— start Records for this task —
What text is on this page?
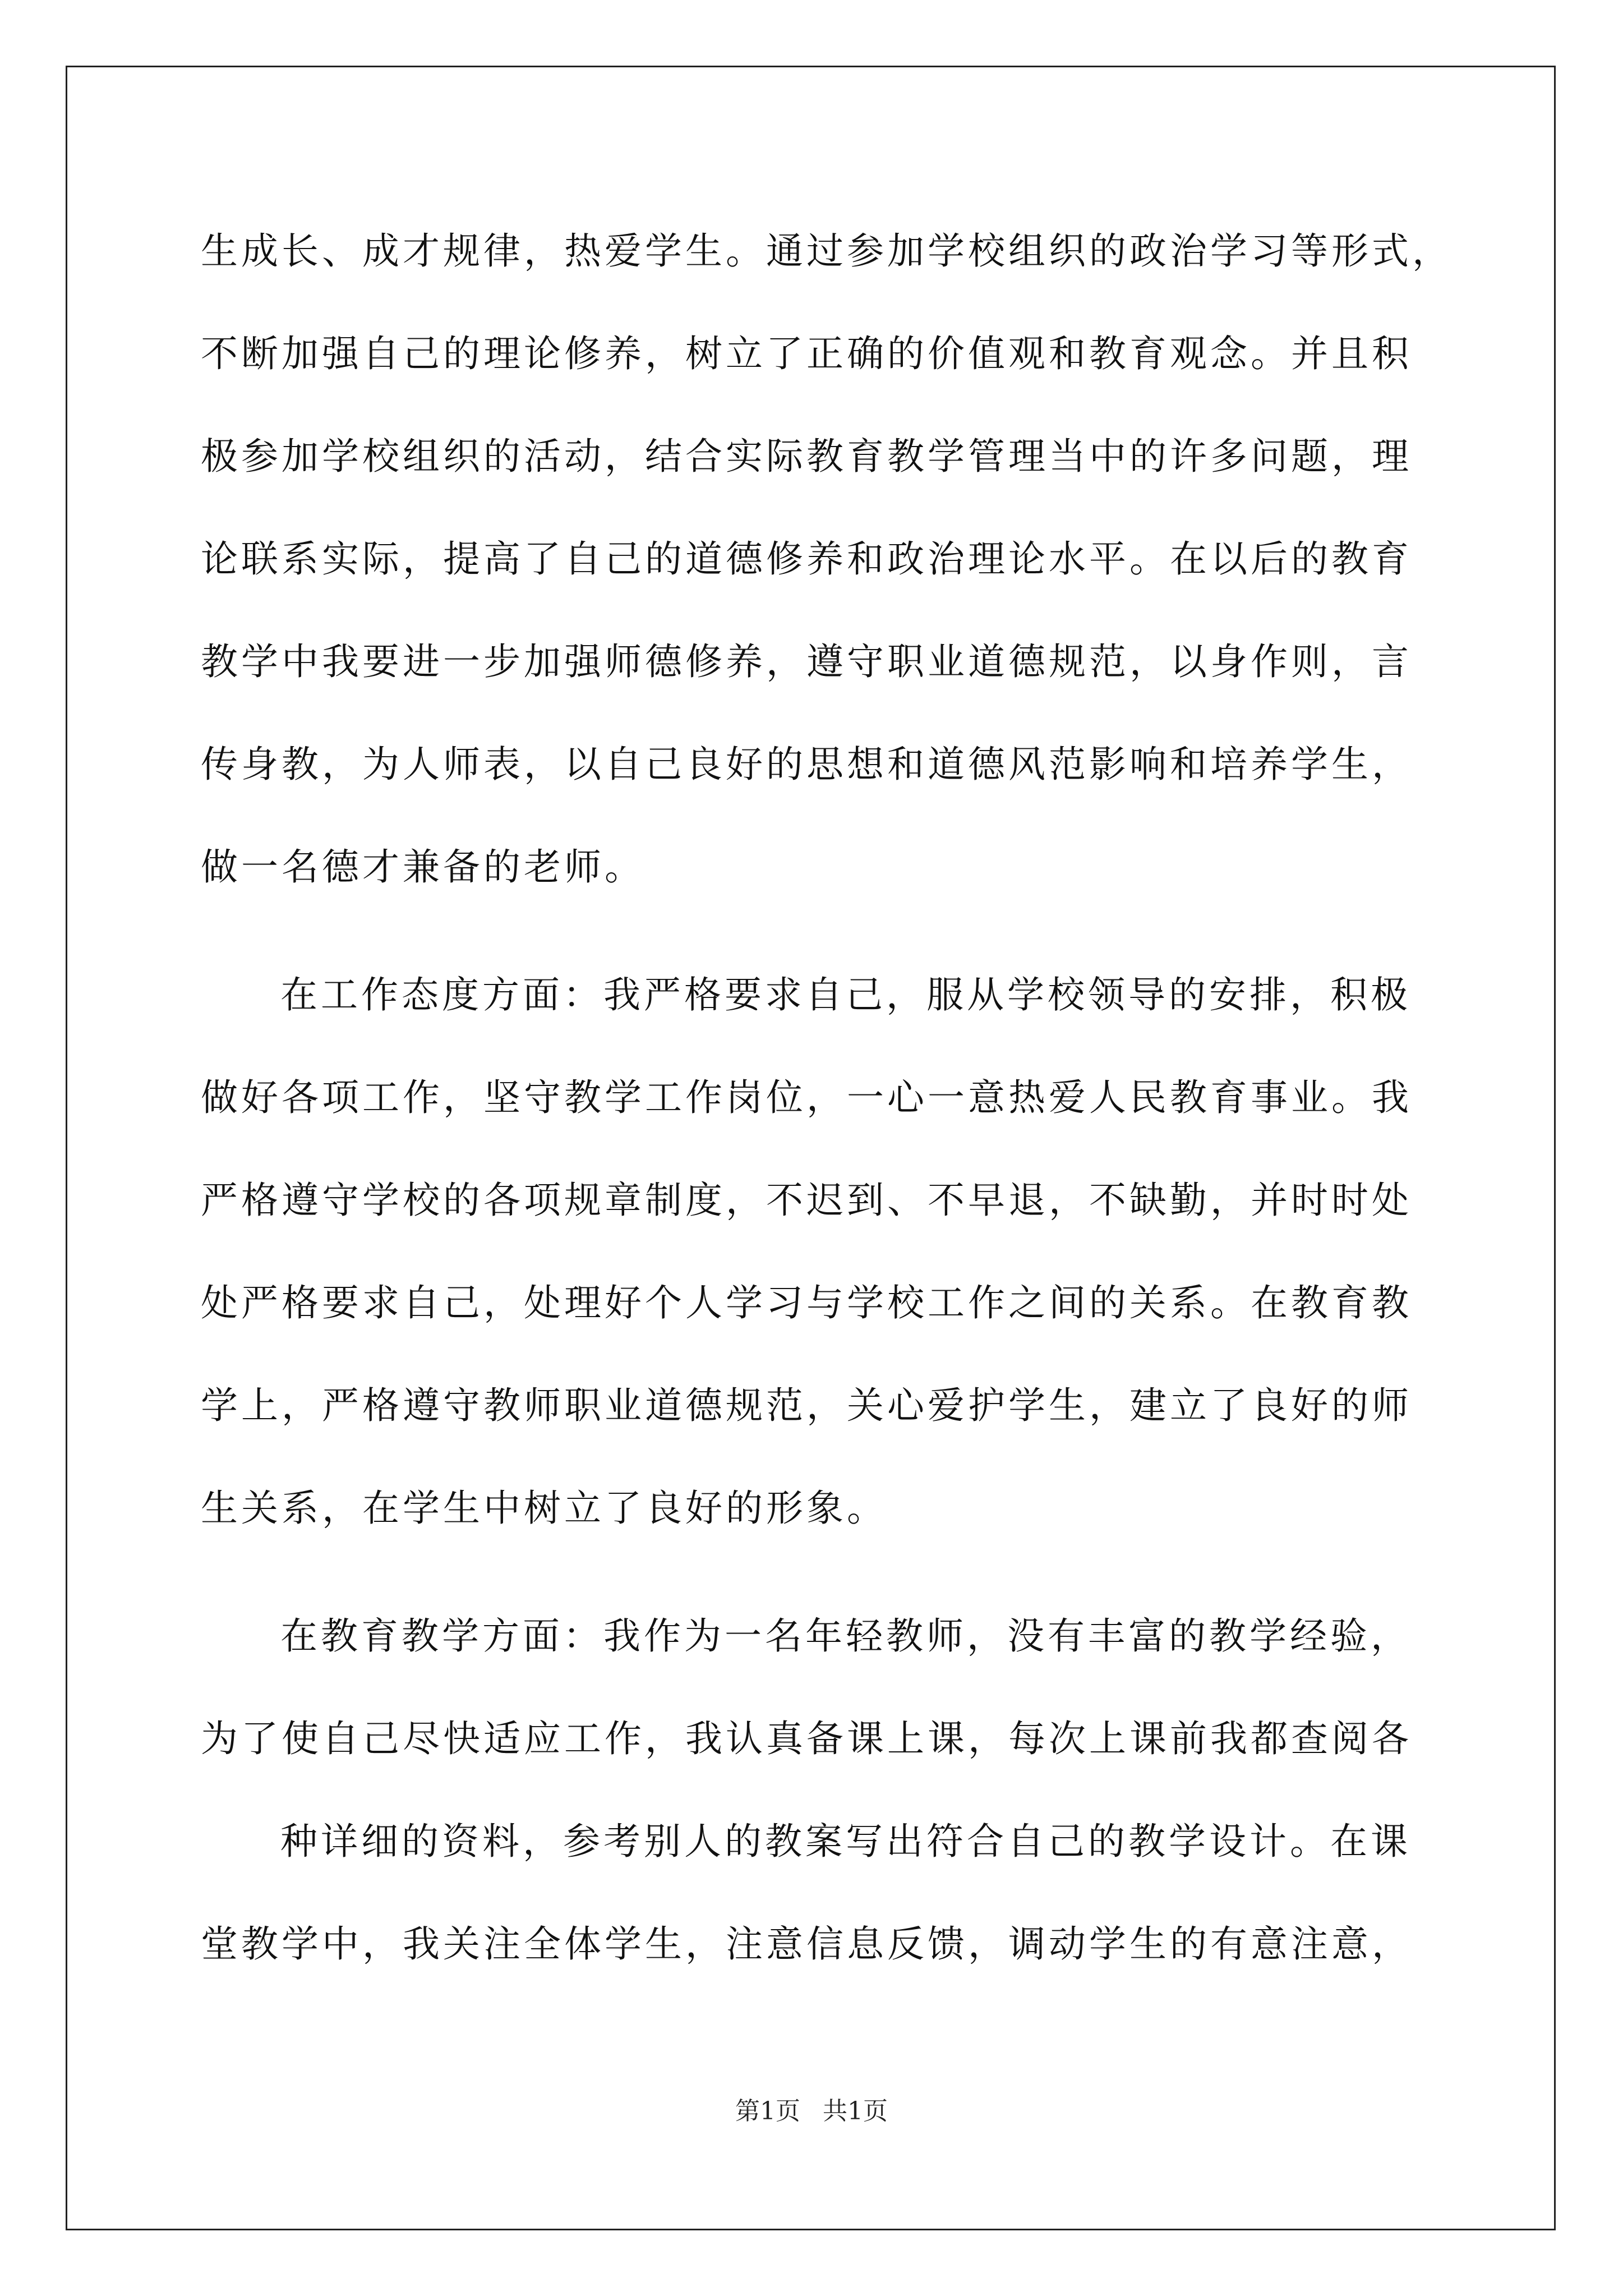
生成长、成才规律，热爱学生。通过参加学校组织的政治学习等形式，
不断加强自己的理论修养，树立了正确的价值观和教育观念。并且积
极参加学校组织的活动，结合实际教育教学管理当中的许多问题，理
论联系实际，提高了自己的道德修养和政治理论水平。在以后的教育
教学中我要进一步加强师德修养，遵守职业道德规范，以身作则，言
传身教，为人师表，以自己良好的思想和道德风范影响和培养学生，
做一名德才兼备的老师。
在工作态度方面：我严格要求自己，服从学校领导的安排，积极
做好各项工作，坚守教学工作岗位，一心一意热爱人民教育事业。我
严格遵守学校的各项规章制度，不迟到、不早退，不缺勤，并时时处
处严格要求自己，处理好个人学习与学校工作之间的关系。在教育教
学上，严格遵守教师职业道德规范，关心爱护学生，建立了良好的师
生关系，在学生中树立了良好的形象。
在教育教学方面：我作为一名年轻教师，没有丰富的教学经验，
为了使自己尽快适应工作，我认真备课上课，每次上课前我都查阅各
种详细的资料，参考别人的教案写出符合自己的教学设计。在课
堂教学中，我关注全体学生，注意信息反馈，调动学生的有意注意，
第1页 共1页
— end Records for this task —
• [Exercise goal]: Reproduce every line above as written, skipping pictures.

• [Completed exercise]:
What text is on this page?
生成长、成才规律，热爱学生。通过参加学校组织的政治学习等形式，
不断加强自己的理论修养，树立了正确的价值观和教育观念。并且积
极参加学校组织的活动，结合实际教育教学管理当中的许多问题，理
论联系实际，提高了自己的道德修养和政治理论水平。在以后的教育
教学中我要进一步加强师德修养，遵守职业道德规范，以身作则，言
传身教，为人师表，以自己良好的思想和道德风范影响和培养学生，
做一名德才兼备的老师。
在工作态度方面：我严格要求自己，服从学校领导的安排，积极
做好各项工作，坚守教学工作岗位，一心一意热爱人民教育事业。我
严格遵守学校的各项规章制度，不迟到、不早退，不缺勤，并时时处
处严格要求自己，处理好个人学习与学校工作之间的关系。在教育教
学上，严格遵守教师职业道德规范，关心爱护学生，建立了良好的师
生关系，在学生中树立了良好的形象。
在教育教学方面：我作为一名年轻教师，没有丰富的教学经验，
为了使自己尽快适应工作，我认真备课上课，每次上课前我都查阅各
种详细的资料，参考别人的教案写出符合自己的教学设计。在课
堂教学中，我关注全体学生，注意信息反馈，调动学生的有意注意，
第1页 共1页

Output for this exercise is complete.